== The request ==
Copy all entries without alteration and skip the pictures they hold.
--- begin Data rows ---
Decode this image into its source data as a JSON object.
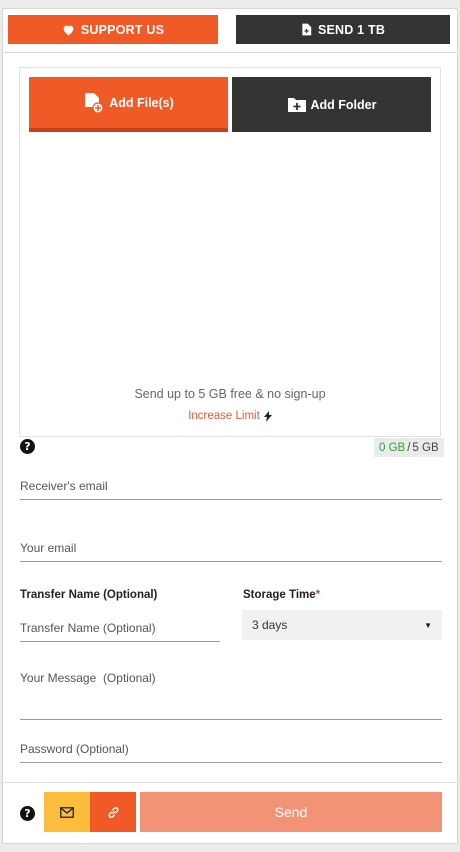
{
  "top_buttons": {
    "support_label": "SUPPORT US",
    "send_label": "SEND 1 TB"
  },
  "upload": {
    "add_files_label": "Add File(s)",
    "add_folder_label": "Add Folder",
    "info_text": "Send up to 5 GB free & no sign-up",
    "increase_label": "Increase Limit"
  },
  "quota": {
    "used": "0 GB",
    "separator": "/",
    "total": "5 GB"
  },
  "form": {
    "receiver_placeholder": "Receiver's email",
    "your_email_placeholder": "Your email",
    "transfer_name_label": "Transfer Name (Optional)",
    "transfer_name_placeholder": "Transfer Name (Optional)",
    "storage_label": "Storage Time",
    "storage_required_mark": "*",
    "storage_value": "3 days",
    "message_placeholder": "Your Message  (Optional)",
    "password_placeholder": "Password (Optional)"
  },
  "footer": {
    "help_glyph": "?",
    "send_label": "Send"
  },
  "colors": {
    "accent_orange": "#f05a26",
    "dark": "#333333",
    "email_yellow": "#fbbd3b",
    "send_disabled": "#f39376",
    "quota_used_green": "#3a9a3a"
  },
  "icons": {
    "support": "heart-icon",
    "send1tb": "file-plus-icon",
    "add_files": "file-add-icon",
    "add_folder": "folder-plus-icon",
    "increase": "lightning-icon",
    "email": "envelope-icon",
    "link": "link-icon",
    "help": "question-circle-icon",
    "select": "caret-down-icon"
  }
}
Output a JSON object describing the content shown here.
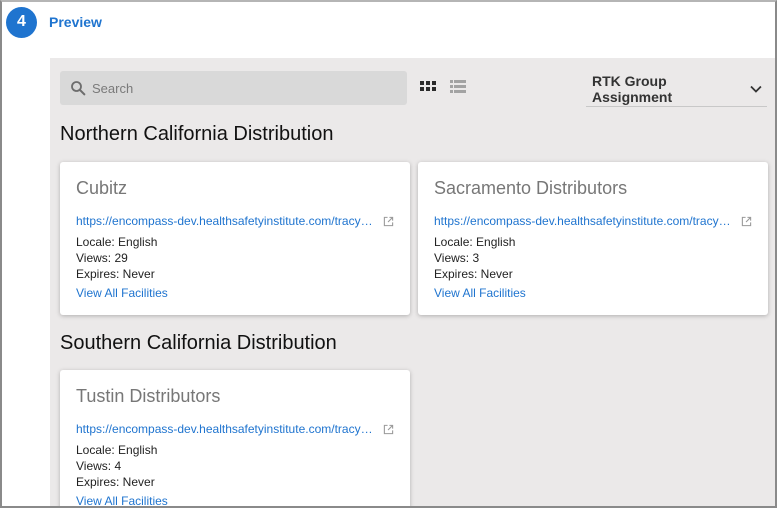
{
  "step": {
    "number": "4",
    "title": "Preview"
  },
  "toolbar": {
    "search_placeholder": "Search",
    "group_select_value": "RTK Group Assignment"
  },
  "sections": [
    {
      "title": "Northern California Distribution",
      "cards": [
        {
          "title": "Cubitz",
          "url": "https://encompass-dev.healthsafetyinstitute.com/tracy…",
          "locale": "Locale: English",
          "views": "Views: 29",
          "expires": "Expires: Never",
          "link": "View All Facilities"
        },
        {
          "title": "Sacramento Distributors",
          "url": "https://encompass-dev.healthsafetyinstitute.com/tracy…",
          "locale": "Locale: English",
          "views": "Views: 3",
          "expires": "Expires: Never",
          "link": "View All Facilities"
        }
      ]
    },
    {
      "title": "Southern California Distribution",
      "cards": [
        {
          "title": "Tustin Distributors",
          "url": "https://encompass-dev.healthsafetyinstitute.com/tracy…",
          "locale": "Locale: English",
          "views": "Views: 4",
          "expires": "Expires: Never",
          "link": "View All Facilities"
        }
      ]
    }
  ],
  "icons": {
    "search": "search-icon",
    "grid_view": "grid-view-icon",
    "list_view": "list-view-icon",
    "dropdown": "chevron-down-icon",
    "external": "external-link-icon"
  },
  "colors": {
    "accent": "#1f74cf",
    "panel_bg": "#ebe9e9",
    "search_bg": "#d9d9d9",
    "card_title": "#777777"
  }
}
--- end Data rows ---
== Result below ==
Decode this image into its source data as a JSON object.
{
  "top_buttons": {
    "support_label": "SUPPORT US",
    "send_label": "SEND 1 TB"
  },
  "upload": {
    "add_files_label": "Add File(s)",
    "add_folder_label": "Add Folder",
    "info_text": "Send up to 5 GB free & no sign-up",
    "increase_label": "Increase Limit"
  },
  "quota": {
    "used": "0 GB",
    "separator": "/",
    "total": "5 GB"
  },
  "form": {
    "receiver_placeholder": "Receiver's email",
    "your_email_placeholder": "Your email",
    "transfer_name_label": "Transfer Name (Optional)",
    "transfer_name_placeholder": "Transfer Name (Optional)",
    "storage_label": "Storage Time",
    "storage_required_mark": "*",
    "storage_value": "3 days",
    "message_placeholder": "Your Message  (Optional)",
    "password_placeholder": "Password (Optional)"
  },
  "footer": {
    "help_glyph": "?",
    "send_label": "Send"
  },
  "colors": {
    "accent_orange": "#f05a26",
    "dark": "#333333",
    "email_yellow": "#fbbd3b",
    "send_disabled": "#f39376",
    "quota_used_green": "#3a9a3a"
  },
  "icons": {
    "support": "heart-icon",
    "send1tb": "file-plus-icon",
    "add_files": "file-add-icon",
    "add_folder": "folder-plus-icon",
    "increase": "lightning-icon",
    "email": "envelope-icon",
    "link": "link-icon",
    "help": "question-circle-icon",
    "select": "caret-down-icon"
  }
}
Output a JSON object describing the content shown here.
{
  "step": {
    "number": "4",
    "title": "Preview"
  },
  "toolbar": {
    "search_placeholder": "Search",
    "group_select_value": "RTK Group Assignment"
  },
  "sections": [
    {
      "title": "Northern California Distribution",
      "cards": [
        {
          "title": "Cubitz",
          "url": "https://encompass-dev.healthsafetyinstitute.com/tracy…",
          "locale": "Locale: English",
          "views": "Views: 29",
          "expires": "Expires: Never",
          "link": "View All Facilities"
        },
        {
          "title": "Sacramento Distributors",
          "url": "https://encompass-dev.healthsafetyinstitute.com/tracy…",
          "locale": "Locale: English",
          "views": "Views: 3",
          "expires": "Expires: Never",
          "link": "View All Facilities"
        }
      ]
    },
    {
      "title": "Southern California Distribution",
      "cards": [
        {
          "title": "Tustin Distributors",
          "url": "https://encompass-dev.healthsafetyinstitute.com/tracy…",
          "locale": "Locale: English",
          "views": "Views: 4",
          "expires": "Expires: Never",
          "link": "View All Facilities"
        }
      ]
    }
  ],
  "icons": {
    "search": "search-icon",
    "grid_view": "grid-view-icon",
    "list_view": "list-view-icon",
    "dropdown": "chevron-down-icon",
    "external": "external-link-icon"
  },
  "colors": {
    "accent": "#1f74cf",
    "panel_bg": "#ebe9e9",
    "search_bg": "#d9d9d9",
    "card_title": "#777777"
  }
}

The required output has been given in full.